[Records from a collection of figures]
•••••

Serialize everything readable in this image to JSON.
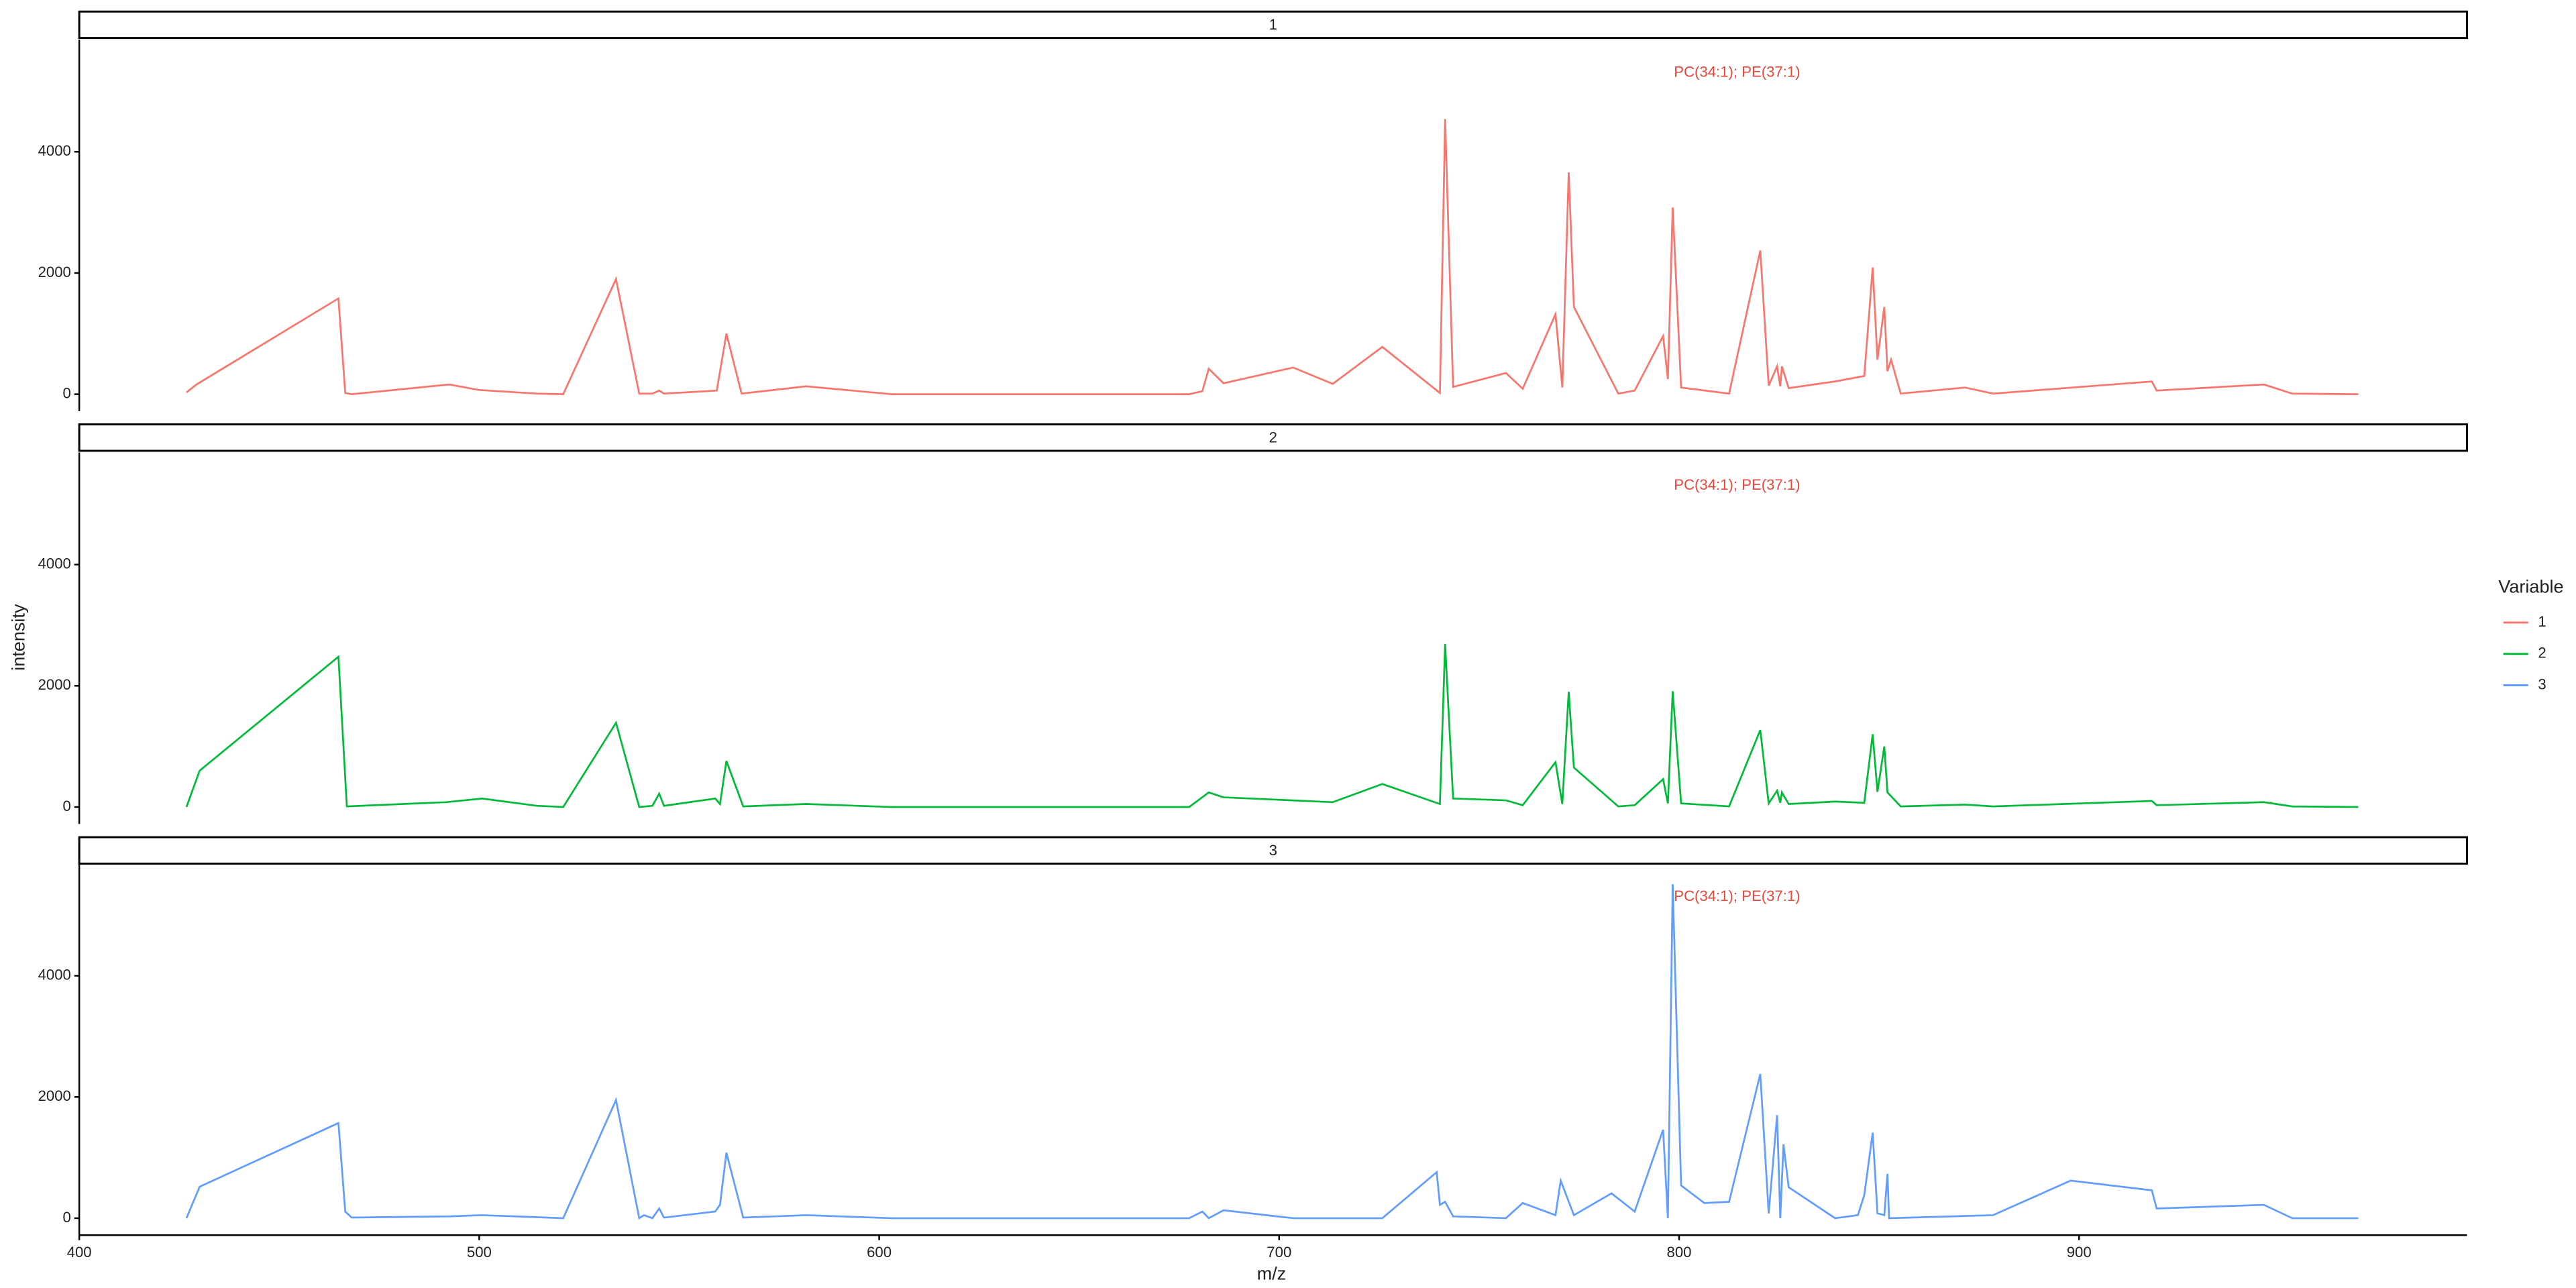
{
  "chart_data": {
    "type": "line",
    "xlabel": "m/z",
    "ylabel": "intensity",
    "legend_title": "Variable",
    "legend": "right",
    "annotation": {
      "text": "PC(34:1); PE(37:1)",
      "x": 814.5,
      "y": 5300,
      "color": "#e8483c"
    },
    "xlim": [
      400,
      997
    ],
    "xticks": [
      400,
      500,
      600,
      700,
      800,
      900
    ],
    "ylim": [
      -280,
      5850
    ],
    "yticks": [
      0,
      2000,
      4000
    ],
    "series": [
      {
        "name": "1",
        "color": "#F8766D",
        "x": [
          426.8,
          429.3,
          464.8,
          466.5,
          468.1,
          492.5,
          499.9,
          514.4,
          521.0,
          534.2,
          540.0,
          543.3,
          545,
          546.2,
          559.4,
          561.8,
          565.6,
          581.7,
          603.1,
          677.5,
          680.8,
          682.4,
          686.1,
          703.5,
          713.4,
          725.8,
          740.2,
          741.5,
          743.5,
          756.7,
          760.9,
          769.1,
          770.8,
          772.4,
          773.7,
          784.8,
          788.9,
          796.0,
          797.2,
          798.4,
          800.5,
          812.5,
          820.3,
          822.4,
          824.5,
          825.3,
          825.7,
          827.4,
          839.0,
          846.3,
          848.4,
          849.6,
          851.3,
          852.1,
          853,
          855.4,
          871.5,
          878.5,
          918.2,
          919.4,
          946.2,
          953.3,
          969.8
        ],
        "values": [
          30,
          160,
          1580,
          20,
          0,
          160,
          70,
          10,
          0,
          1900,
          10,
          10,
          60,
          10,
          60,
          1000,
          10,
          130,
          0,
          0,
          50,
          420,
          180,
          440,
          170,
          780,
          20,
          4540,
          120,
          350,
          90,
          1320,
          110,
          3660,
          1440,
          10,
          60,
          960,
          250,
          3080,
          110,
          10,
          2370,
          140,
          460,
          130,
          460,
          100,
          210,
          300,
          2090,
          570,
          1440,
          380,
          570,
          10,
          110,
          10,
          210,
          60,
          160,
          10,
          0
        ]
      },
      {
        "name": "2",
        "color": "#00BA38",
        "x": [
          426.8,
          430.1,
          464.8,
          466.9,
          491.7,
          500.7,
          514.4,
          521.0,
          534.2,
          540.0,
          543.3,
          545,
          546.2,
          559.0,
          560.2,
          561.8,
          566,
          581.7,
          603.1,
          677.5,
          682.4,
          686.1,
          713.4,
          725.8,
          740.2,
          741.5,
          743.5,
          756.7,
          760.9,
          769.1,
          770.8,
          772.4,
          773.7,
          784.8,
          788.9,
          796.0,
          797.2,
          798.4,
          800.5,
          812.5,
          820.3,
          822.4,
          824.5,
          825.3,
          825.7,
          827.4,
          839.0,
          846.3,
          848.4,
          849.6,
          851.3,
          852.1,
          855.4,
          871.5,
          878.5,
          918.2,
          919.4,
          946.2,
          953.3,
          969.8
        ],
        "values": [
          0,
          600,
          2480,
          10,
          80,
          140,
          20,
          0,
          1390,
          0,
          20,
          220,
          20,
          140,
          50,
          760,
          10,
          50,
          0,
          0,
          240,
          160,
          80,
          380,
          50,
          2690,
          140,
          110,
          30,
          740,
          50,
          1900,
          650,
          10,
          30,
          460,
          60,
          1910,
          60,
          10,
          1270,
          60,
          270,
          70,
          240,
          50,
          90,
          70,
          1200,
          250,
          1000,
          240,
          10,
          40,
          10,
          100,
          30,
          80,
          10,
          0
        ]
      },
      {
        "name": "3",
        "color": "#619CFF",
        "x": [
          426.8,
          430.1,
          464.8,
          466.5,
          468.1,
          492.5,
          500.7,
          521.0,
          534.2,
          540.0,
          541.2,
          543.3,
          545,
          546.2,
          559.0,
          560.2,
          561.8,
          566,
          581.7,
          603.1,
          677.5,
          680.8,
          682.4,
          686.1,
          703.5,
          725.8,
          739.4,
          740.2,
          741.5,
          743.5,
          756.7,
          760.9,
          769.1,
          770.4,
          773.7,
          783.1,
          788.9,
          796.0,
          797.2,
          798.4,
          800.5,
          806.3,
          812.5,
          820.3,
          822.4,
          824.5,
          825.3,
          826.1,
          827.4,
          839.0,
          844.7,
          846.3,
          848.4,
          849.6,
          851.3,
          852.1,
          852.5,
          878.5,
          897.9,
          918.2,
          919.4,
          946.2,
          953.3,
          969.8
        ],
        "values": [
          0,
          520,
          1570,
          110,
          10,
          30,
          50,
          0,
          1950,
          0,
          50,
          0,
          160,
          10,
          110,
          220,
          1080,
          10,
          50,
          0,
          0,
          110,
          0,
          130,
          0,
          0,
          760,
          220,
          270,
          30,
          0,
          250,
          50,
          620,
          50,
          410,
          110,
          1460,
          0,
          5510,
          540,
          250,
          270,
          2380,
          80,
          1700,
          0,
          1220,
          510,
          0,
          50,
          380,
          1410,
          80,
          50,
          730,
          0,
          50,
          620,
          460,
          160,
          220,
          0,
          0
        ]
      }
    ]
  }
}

•••••

Written problem: Retype each line of the listing above word for word. Exclude the pictures.

Task answer:
Serialize everything readable in this image to JSON.
{
  "chart_data": {
    "type": "line",
    "xlabel": "m/z",
    "ylabel": "intensity",
    "legend_title": "Variable",
    "legend": "right",
    "annotation": {
      "text": "PC(34:1); PE(37:1)",
      "x": 814.5,
      "y": 5300,
      "color": "#e8483c"
    },
    "xlim": [
      400,
      997
    ],
    "xticks": [
      400,
      500,
      600,
      700,
      800,
      900
    ],
    "ylim": [
      -280,
      5850
    ],
    "yticks": [
      0,
      2000,
      4000
    ],
    "series": [
      {
        "name": "1",
        "color": "#F8766D",
        "x": [
          426.8,
          429.3,
          464.8,
          466.5,
          468.1,
          492.5,
          499.9,
          514.4,
          521.0,
          534.2,
          540.0,
          543.3,
          545,
          546.2,
          559.4,
          561.8,
          565.6,
          581.7,
          603.1,
          677.5,
          680.8,
          682.4,
          686.1,
          703.5,
          713.4,
          725.8,
          740.2,
          741.5,
          743.5,
          756.7,
          760.9,
          769.1,
          770.8,
          772.4,
          773.7,
          784.8,
          788.9,
          796.0,
          797.2,
          798.4,
          800.5,
          812.5,
          820.3,
          822.4,
          824.5,
          825.3,
          825.7,
          827.4,
          839.0,
          846.3,
          848.4,
          849.6,
          851.3,
          852.1,
          853,
          855.4,
          871.5,
          878.5,
          918.2,
          919.4,
          946.2,
          953.3,
          969.8
        ],
        "values": [
          30,
          160,
          1580,
          20,
          0,
          160,
          70,
          10,
          0,
          1900,
          10,
          10,
          60,
          10,
          60,
          1000,
          10,
          130,
          0,
          0,
          50,
          420,
          180,
          440,
          170,
          780,
          20,
          4540,
          120,
          350,
          90,
          1320,
          110,
          3660,
          1440,
          10,
          60,
          960,
          250,
          3080,
          110,
          10,
          2370,
          140,
          460,
          130,
          460,
          100,
          210,
          300,
          2090,
          570,
          1440,
          380,
          570,
          10,
          110,
          10,
          210,
          60,
          160,
          10,
          0
        ]
      },
      {
        "name": "2",
        "color": "#00BA38",
        "x": [
          426.8,
          430.1,
          464.8,
          466.9,
          491.7,
          500.7,
          514.4,
          521.0,
          534.2,
          540.0,
          543.3,
          545,
          546.2,
          559.0,
          560.2,
          561.8,
          566,
          581.7,
          603.1,
          677.5,
          682.4,
          686.1,
          713.4,
          725.8,
          740.2,
          741.5,
          743.5,
          756.7,
          760.9,
          769.1,
          770.8,
          772.4,
          773.7,
          784.8,
          788.9,
          796.0,
          797.2,
          798.4,
          800.5,
          812.5,
          820.3,
          822.4,
          824.5,
          825.3,
          825.7,
          827.4,
          839.0,
          846.3,
          848.4,
          849.6,
          851.3,
          852.1,
          855.4,
          871.5,
          878.5,
          918.2,
          919.4,
          946.2,
          953.3,
          969.8
        ],
        "values": [
          0,
          600,
          2480,
          10,
          80,
          140,
          20,
          0,
          1390,
          0,
          20,
          220,
          20,
          140,
          50,
          760,
          10,
          50,
          0,
          0,
          240,
          160,
          80,
          380,
          50,
          2690,
          140,
          110,
          30,
          740,
          50,
          1900,
          650,
          10,
          30,
          460,
          60,
          1910,
          60,
          10,
          1270,
          60,
          270,
          70,
          240,
          50,
          90,
          70,
          1200,
          250,
          1000,
          240,
          10,
          40,
          10,
          100,
          30,
          80,
          10,
          0
        ]
      },
      {
        "name": "3",
        "color": "#619CFF",
        "x": [
          426.8,
          430.1,
          464.8,
          466.5,
          468.1,
          492.5,
          500.7,
          521.0,
          534.2,
          540.0,
          541.2,
          543.3,
          545,
          546.2,
          559.0,
          560.2,
          561.8,
          566,
          581.7,
          603.1,
          677.5,
          680.8,
          682.4,
          686.1,
          703.5,
          725.8,
          739.4,
          740.2,
          741.5,
          743.5,
          756.7,
          760.9,
          769.1,
          770.4,
          773.7,
          783.1,
          788.9,
          796.0,
          797.2,
          798.4,
          800.5,
          806.3,
          812.5,
          820.3,
          822.4,
          824.5,
          825.3,
          826.1,
          827.4,
          839.0,
          844.7,
          846.3,
          848.4,
          849.6,
          851.3,
          852.1,
          852.5,
          878.5,
          897.9,
          918.2,
          919.4,
          946.2,
          953.3,
          969.8
        ],
        "values": [
          0,
          520,
          1570,
          110,
          10,
          30,
          50,
          0,
          1950,
          0,
          50,
          0,
          160,
          10,
          110,
          220,
          1080,
          10,
          50,
          0,
          0,
          110,
          0,
          130,
          0,
          0,
          760,
          220,
          270,
          30,
          0,
          250,
          50,
          620,
          50,
          410,
          110,
          1460,
          0,
          5510,
          540,
          250,
          270,
          2380,
          80,
          1700,
          0,
          1220,
          510,
          0,
          50,
          380,
          1410,
          80,
          50,
          730,
          0,
          50,
          620,
          460,
          160,
          220,
          0,
          0
        ]
      }
    ]
  }
}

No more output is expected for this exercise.